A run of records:
= = =

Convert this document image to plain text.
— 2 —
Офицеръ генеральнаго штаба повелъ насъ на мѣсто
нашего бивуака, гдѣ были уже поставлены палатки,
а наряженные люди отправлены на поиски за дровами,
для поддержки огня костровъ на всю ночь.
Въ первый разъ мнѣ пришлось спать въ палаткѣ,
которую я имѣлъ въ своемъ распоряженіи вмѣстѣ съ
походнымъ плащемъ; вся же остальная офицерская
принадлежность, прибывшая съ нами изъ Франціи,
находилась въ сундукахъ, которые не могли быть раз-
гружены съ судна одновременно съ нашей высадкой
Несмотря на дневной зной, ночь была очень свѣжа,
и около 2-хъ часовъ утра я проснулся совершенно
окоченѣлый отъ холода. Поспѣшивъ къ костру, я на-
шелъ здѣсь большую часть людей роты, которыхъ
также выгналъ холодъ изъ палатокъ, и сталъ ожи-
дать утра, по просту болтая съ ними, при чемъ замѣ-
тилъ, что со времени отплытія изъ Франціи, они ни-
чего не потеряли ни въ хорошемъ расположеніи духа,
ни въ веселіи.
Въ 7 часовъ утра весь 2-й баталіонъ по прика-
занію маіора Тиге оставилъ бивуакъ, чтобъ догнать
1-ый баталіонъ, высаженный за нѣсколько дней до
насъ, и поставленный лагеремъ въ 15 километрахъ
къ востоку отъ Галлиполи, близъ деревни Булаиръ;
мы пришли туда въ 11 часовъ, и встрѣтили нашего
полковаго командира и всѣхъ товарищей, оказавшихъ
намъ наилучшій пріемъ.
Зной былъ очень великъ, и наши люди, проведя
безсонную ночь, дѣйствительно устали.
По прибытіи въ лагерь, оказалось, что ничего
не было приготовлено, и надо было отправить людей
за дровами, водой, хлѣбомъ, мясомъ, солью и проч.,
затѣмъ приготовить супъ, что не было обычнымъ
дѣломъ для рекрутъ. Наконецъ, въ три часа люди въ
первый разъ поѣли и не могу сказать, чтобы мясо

= = =

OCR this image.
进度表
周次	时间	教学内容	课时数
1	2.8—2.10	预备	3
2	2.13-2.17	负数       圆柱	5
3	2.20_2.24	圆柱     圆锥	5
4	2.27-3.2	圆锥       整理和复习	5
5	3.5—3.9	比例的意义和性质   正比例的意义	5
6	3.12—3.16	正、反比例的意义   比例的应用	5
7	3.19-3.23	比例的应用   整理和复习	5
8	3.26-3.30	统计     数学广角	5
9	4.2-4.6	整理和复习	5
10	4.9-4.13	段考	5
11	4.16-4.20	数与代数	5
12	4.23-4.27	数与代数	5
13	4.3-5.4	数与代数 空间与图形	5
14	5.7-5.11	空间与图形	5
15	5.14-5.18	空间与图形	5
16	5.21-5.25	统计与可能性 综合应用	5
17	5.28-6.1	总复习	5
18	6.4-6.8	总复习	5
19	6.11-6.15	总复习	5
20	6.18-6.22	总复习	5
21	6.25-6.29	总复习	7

= = =

Exercise details -> Collect each line above holding the string "this".

Exercise solution ->
Convert this document image to plain text.
OCR this image.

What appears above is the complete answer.